# [What the exercise asks]
Copy every line of the data that includes the string "JSON".

# [Items]
• • • • •

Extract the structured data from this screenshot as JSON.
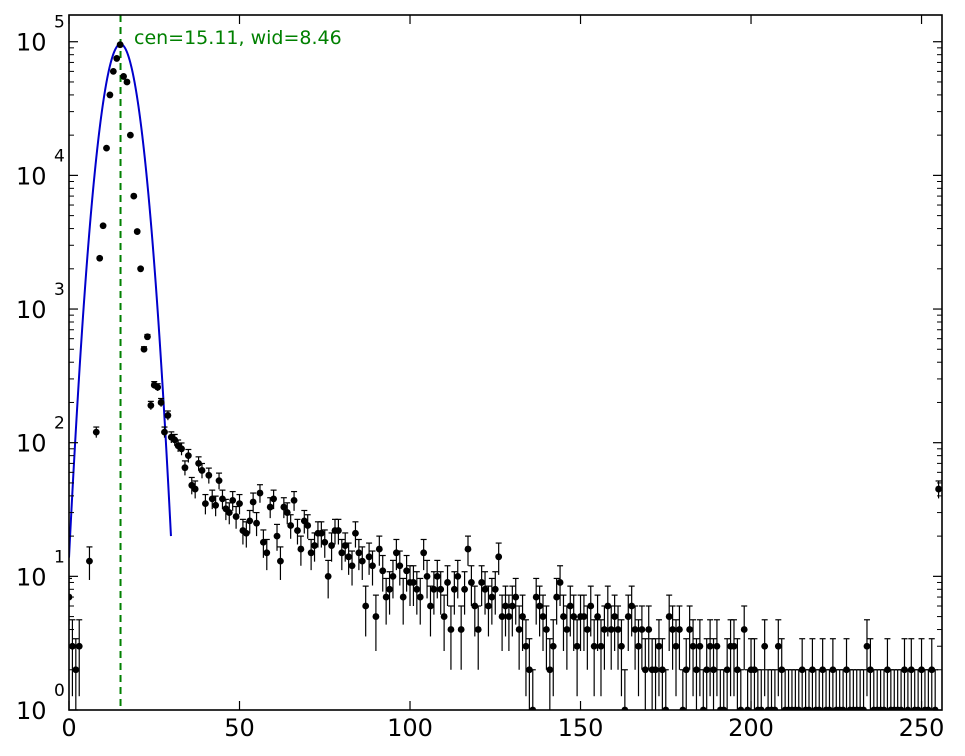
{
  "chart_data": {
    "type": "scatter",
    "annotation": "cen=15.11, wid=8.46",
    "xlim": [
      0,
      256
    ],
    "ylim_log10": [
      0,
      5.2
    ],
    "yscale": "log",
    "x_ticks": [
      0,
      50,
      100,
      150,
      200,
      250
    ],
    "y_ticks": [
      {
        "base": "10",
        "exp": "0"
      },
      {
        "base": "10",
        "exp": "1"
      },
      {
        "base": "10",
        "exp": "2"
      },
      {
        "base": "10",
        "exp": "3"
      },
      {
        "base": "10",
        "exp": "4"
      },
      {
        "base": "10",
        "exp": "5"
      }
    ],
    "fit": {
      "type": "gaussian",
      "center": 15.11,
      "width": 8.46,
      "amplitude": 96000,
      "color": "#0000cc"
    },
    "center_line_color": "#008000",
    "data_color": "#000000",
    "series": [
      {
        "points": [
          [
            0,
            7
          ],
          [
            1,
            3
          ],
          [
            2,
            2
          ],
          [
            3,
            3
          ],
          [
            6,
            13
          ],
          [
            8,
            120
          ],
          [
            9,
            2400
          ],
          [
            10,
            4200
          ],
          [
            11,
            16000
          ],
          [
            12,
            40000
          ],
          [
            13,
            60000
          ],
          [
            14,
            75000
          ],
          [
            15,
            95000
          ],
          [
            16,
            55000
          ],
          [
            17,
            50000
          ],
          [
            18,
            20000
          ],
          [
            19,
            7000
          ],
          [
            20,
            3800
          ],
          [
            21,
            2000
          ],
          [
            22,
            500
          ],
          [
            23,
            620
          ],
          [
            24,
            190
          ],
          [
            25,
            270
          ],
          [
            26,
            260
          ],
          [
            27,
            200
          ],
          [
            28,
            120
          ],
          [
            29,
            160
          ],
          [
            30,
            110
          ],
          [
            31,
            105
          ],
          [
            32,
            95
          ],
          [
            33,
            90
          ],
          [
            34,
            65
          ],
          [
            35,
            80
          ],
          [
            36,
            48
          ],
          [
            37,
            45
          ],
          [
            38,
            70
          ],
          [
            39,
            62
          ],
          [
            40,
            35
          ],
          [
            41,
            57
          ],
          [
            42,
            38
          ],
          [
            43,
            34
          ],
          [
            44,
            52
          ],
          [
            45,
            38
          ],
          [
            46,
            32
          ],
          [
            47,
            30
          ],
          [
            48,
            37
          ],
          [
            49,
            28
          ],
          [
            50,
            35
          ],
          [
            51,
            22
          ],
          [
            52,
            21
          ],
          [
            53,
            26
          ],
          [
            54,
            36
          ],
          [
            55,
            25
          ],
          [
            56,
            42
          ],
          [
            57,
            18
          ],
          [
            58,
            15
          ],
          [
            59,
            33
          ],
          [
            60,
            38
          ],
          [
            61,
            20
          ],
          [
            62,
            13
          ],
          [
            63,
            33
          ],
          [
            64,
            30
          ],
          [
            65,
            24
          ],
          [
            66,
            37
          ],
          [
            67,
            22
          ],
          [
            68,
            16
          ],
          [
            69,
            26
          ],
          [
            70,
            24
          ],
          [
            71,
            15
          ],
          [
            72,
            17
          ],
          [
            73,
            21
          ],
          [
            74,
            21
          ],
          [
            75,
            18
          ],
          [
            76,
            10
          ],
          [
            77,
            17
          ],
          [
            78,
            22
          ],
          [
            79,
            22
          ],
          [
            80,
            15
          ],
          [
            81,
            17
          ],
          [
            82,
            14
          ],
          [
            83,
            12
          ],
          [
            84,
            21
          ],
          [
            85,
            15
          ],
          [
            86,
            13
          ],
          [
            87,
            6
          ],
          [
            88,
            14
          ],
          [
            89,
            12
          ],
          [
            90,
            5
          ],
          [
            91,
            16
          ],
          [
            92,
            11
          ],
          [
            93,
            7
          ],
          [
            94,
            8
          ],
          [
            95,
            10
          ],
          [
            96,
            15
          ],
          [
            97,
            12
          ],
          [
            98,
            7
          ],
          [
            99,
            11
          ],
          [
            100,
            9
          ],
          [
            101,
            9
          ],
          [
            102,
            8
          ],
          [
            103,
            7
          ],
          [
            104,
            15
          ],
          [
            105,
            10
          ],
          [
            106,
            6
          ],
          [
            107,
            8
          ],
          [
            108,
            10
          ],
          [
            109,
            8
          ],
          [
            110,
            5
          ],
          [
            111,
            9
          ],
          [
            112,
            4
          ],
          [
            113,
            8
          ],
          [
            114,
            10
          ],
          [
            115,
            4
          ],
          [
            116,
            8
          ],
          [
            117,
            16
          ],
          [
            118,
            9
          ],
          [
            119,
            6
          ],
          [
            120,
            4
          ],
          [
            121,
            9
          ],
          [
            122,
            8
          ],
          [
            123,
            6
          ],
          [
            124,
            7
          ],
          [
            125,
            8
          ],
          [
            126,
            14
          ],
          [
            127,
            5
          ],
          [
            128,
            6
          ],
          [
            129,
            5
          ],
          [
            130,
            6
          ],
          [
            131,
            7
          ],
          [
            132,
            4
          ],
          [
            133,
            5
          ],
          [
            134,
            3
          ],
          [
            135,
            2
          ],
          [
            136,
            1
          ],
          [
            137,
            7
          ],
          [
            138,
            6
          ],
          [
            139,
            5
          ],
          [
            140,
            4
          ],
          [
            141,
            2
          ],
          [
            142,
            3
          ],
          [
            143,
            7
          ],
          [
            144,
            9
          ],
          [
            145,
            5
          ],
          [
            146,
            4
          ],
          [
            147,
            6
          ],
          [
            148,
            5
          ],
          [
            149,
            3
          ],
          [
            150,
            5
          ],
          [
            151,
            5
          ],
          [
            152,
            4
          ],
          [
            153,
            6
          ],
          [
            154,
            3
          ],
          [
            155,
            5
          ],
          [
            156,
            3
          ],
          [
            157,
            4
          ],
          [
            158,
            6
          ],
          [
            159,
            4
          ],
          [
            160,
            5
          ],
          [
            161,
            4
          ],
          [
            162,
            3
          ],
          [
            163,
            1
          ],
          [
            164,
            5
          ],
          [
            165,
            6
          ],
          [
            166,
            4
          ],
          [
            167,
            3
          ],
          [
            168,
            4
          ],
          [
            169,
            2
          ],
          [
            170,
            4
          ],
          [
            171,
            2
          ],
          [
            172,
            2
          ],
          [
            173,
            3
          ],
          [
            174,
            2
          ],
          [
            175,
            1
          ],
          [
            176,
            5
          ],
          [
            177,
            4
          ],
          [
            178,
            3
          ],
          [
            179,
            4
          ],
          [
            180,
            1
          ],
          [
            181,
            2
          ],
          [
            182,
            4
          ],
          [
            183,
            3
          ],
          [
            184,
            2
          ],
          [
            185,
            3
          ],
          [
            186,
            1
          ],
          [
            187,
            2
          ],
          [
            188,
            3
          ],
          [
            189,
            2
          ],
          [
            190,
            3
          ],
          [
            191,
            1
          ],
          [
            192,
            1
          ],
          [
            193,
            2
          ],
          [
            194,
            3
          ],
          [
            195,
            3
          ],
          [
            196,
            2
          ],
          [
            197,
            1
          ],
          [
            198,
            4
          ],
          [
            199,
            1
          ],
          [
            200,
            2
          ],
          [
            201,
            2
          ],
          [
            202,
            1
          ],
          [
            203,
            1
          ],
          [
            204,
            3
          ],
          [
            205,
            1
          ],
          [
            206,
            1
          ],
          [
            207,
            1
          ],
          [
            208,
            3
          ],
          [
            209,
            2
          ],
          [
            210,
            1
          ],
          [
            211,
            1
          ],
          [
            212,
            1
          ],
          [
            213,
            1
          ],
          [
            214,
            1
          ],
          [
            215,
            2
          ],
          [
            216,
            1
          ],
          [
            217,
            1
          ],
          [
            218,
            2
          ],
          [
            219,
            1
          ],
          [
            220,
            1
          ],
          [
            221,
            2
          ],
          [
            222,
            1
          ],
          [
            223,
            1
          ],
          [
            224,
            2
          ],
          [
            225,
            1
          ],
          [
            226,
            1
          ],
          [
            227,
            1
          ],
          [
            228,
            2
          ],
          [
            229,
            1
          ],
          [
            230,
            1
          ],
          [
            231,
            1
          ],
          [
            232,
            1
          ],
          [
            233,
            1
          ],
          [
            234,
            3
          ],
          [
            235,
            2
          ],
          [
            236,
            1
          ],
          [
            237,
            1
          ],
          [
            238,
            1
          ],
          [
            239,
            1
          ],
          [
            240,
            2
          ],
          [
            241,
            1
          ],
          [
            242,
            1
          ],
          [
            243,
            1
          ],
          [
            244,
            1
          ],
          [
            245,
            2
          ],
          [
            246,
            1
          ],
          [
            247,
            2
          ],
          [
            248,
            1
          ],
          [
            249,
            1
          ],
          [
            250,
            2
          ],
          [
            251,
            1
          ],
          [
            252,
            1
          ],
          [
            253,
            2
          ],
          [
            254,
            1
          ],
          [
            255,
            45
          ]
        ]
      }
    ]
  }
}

• • • • •

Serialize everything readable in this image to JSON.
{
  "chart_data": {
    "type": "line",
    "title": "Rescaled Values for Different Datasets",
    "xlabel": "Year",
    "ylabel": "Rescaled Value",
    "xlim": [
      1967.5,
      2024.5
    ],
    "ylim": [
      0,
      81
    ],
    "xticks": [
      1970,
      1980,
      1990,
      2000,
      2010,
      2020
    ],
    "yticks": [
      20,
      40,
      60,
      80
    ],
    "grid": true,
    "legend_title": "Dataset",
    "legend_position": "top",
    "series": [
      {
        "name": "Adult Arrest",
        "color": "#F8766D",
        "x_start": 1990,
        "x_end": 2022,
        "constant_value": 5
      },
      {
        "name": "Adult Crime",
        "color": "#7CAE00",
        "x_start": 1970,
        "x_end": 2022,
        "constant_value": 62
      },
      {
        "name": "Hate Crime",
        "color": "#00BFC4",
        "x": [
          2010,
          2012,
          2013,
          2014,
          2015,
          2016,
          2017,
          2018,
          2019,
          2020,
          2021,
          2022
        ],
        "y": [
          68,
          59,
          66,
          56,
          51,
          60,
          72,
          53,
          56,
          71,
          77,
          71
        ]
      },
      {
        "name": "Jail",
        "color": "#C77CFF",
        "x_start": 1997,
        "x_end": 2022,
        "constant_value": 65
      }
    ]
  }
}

• • • • •

# [Response to the exercise]
Extract the structured data from this screenshot as JSON.
Serialize everything readable in this image to JSON.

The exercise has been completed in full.